Records shown start

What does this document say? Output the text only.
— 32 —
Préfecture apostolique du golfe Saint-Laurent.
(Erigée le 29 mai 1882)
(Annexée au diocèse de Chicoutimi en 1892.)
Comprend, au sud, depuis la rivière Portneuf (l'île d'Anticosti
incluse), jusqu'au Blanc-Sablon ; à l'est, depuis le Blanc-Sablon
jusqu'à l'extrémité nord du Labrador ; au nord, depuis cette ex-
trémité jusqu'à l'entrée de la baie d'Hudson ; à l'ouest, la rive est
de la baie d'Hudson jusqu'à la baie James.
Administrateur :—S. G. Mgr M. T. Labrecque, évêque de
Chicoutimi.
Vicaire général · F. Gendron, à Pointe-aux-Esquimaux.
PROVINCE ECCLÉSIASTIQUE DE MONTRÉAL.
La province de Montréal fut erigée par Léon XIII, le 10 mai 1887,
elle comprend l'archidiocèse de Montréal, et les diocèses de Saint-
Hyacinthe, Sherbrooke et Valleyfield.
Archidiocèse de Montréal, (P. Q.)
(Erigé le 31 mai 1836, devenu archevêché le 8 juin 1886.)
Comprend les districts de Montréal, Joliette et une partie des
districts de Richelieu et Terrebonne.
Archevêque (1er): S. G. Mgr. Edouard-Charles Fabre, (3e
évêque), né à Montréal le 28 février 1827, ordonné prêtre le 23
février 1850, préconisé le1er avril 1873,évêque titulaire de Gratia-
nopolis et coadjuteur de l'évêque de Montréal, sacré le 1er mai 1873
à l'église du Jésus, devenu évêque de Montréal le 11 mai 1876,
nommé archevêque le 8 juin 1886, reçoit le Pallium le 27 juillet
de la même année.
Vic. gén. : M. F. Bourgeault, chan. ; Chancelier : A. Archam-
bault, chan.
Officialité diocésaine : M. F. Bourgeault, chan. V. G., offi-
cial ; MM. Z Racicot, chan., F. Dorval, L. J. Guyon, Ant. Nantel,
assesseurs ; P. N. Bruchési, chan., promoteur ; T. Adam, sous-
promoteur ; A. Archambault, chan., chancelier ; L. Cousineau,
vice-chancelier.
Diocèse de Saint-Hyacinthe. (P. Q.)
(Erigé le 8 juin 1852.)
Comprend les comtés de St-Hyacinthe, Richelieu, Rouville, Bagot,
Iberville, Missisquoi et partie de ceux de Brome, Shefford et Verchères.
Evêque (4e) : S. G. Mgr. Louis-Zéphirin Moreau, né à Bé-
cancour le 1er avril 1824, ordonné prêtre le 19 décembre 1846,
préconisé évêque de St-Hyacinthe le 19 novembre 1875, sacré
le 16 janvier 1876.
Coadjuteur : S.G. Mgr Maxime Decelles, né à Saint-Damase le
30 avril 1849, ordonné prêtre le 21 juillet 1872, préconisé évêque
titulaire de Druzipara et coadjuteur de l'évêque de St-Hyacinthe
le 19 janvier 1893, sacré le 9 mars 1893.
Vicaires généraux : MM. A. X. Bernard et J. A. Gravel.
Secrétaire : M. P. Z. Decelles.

Records shown end

Identify the lines above that contain the word "Bourgeault", then copy them.

Vic. gén. : M. F. Bourgeault, chan. ; Chancelier : A. Archam-
Officialité diocésaine : M. F. Bourgeault, chan. V. G., offi-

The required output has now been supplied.